| GIVEN PROBLEM |
Filter the lines below, copying only those with the string "após".

══ MATERIAL FOR THIS TASK

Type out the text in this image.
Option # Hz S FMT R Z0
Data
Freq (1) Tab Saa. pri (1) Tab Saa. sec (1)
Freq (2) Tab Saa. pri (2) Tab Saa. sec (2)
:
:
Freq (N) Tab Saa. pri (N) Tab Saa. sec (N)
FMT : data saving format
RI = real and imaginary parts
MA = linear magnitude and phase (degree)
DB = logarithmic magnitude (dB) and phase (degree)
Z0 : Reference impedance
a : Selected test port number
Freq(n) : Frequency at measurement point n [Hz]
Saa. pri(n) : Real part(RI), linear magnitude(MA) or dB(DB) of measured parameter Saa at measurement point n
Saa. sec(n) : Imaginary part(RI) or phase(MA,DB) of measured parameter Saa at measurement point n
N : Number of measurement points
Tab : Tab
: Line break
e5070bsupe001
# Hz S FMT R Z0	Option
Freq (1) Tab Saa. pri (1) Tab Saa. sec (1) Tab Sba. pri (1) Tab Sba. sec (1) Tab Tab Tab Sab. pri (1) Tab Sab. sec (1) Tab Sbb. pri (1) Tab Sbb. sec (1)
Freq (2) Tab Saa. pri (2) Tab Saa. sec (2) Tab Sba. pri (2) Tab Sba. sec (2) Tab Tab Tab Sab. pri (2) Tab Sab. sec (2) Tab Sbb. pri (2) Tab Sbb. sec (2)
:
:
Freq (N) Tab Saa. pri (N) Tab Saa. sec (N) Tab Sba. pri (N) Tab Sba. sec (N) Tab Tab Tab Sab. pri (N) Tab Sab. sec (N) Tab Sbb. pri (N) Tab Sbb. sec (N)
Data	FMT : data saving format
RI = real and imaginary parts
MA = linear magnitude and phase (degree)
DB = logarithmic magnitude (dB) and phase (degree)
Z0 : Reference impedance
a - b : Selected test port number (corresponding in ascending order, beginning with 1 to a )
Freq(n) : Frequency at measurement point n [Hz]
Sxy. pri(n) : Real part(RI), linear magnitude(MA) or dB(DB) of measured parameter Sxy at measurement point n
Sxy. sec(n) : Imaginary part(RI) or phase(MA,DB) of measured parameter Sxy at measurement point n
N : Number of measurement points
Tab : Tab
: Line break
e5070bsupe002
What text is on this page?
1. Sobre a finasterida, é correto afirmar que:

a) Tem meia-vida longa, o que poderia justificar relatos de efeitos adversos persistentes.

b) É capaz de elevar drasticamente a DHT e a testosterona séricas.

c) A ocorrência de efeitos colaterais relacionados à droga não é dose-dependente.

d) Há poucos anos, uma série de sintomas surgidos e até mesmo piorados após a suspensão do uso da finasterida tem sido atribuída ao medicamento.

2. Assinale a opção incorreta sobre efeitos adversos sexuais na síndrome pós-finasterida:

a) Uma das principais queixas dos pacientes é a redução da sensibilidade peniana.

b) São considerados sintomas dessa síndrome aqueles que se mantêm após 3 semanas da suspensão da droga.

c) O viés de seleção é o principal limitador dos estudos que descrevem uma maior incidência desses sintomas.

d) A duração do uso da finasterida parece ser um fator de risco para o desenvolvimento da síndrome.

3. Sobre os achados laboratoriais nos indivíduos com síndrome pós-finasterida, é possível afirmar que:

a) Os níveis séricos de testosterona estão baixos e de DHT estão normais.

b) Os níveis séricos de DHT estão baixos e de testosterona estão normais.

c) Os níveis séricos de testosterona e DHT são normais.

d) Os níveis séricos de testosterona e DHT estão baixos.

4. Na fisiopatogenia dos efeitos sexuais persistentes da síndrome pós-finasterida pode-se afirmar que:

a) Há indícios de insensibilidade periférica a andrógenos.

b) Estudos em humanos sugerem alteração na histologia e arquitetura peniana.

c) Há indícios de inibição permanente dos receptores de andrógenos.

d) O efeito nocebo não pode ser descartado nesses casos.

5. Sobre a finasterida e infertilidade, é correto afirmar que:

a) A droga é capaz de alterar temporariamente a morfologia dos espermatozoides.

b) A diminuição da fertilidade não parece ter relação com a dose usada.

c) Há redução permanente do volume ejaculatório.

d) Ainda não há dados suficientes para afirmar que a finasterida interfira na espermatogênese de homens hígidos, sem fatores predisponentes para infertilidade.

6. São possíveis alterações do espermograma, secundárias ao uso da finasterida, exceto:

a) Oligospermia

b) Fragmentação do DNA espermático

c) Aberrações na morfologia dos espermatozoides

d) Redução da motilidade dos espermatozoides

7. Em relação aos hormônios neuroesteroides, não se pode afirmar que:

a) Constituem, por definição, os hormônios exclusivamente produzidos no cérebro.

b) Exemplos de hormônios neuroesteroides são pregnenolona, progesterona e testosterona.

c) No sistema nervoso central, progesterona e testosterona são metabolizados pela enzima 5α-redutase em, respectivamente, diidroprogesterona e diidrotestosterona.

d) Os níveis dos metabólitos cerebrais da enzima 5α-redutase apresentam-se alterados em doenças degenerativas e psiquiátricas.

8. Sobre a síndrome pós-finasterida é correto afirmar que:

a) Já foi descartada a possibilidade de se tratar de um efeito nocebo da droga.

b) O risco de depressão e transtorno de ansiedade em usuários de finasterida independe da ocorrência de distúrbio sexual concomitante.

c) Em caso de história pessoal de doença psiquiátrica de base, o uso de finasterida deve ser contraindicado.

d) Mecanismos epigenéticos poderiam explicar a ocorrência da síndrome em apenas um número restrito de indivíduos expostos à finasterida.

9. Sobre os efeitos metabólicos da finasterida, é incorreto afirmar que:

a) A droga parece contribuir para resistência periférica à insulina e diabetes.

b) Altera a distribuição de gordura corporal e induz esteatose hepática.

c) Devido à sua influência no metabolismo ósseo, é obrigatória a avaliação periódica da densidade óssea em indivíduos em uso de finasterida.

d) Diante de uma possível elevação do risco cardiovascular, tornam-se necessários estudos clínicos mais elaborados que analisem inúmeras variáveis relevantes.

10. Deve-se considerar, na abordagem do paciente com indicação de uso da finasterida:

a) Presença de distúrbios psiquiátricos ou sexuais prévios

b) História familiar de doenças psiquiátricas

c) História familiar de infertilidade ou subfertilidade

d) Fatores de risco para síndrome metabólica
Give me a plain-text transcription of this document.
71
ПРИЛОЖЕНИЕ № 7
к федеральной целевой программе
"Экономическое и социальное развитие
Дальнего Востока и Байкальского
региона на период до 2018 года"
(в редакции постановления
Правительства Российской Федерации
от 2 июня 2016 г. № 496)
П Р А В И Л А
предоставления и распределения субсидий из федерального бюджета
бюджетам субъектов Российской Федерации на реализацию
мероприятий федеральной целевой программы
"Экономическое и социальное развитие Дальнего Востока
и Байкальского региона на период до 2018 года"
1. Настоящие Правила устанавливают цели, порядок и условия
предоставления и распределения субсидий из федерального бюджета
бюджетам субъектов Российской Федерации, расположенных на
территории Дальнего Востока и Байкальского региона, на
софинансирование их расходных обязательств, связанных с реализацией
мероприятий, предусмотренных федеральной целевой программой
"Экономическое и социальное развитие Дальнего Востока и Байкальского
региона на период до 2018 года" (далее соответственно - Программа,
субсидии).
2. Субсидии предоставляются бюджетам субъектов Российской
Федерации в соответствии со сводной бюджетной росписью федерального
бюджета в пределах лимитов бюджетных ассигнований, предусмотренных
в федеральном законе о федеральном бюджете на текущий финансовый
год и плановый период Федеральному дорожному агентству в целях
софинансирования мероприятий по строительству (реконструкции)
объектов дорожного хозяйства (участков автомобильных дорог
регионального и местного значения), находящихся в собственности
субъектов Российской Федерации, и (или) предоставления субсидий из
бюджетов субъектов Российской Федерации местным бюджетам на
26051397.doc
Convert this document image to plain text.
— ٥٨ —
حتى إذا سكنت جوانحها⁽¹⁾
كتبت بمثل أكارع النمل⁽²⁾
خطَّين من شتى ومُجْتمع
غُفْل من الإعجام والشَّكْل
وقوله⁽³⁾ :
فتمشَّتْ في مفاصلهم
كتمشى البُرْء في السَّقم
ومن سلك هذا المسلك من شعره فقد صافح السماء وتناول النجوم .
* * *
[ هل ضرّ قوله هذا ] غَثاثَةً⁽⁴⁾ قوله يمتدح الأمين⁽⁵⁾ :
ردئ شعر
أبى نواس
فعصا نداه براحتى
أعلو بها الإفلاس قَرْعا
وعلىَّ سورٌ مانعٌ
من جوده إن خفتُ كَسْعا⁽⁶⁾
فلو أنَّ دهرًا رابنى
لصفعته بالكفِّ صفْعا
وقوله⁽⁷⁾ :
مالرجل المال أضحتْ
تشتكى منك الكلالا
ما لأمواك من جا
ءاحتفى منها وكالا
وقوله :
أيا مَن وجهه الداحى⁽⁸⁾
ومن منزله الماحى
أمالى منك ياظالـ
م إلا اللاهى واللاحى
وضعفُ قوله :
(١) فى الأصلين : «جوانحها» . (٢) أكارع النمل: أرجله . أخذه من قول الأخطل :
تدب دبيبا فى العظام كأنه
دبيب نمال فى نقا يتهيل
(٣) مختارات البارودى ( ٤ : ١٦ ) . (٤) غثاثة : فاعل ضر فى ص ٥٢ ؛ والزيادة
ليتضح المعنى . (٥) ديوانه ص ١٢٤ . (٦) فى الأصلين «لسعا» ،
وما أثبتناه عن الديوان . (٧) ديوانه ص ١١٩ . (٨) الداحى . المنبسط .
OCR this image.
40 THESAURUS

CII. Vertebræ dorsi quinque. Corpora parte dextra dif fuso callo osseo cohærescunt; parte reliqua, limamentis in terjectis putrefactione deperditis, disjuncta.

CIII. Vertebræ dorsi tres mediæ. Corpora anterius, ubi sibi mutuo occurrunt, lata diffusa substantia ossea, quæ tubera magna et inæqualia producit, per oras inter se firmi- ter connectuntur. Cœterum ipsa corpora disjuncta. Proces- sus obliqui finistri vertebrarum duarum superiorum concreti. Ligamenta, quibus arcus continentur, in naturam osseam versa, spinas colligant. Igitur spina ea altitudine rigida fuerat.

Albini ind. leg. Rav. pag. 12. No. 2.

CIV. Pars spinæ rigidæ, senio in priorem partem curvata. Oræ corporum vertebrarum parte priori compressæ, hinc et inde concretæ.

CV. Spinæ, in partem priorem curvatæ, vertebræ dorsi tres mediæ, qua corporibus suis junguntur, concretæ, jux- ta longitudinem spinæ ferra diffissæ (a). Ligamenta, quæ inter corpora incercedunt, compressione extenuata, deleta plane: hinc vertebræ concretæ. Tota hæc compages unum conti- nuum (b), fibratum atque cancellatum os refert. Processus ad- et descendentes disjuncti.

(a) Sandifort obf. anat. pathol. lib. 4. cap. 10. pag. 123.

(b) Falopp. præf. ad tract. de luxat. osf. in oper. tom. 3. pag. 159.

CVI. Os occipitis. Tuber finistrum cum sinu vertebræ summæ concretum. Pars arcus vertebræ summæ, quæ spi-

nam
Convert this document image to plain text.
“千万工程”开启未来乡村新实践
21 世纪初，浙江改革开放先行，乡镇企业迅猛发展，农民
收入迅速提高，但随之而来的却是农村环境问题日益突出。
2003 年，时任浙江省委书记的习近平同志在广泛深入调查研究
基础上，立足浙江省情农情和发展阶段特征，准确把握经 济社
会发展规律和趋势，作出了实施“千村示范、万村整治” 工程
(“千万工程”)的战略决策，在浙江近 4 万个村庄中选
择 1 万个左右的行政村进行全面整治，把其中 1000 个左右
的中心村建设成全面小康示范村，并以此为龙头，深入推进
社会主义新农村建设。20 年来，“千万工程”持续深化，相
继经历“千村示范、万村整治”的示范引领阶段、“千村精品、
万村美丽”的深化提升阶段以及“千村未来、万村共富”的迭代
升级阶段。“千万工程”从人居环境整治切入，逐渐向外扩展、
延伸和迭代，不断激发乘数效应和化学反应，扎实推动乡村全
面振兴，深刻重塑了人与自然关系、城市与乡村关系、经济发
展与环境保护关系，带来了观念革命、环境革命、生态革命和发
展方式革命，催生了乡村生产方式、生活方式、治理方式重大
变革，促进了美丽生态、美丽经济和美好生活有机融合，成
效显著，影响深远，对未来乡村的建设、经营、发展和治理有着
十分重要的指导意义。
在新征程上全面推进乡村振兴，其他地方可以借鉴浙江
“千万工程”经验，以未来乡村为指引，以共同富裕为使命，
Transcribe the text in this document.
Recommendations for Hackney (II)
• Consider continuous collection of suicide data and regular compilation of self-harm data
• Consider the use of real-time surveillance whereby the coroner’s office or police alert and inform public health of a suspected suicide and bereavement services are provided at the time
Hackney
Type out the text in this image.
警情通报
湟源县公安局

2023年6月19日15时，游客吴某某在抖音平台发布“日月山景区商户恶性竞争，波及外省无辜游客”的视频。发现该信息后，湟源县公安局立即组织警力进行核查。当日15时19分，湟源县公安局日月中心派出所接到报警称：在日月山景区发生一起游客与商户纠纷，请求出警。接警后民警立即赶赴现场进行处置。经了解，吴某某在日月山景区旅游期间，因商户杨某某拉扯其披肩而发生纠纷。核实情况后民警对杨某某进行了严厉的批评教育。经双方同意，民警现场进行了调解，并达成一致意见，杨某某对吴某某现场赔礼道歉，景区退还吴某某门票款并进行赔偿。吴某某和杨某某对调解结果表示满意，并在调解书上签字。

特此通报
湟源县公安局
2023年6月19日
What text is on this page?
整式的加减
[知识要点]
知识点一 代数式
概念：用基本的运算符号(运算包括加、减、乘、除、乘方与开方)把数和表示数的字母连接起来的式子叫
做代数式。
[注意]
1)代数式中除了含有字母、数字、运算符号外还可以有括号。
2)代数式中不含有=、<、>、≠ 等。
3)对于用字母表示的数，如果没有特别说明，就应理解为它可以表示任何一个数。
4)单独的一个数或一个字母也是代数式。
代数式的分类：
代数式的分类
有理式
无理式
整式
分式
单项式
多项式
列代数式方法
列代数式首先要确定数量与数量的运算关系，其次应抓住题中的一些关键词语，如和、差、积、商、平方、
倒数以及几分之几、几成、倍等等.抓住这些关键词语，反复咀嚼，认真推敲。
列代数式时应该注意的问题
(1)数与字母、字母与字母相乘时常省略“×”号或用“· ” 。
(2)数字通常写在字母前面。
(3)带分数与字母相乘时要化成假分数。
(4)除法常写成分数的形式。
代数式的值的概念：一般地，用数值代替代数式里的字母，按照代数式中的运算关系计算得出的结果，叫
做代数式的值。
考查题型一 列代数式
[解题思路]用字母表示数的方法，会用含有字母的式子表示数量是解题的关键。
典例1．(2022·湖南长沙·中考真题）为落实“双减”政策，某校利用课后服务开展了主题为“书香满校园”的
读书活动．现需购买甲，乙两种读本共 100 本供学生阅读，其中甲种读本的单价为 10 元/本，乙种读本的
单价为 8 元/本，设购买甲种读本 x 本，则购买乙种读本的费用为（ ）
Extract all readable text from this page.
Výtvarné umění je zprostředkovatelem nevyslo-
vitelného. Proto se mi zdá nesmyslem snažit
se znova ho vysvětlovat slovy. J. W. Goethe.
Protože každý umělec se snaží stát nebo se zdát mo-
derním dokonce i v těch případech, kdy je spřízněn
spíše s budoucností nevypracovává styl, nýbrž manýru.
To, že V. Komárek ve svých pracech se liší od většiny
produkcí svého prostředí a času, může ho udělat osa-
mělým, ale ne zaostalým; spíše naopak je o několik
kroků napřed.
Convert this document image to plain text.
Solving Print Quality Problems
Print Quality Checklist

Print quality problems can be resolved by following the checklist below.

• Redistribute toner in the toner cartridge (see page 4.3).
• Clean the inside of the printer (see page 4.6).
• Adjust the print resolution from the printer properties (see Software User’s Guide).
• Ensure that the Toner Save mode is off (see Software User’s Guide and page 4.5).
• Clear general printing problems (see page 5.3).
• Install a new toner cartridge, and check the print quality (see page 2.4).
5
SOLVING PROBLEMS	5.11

════

| REPLY |
d) Há poucos anos, uma série de sintomas surgidos e até mesmo piorados após a suspensão do uso da finasterida tem sido atribuída ao medicamento.
b) São considerados sintomas dessa síndrome aqueles que se mantêm após 3 semanas da suspensão da droga.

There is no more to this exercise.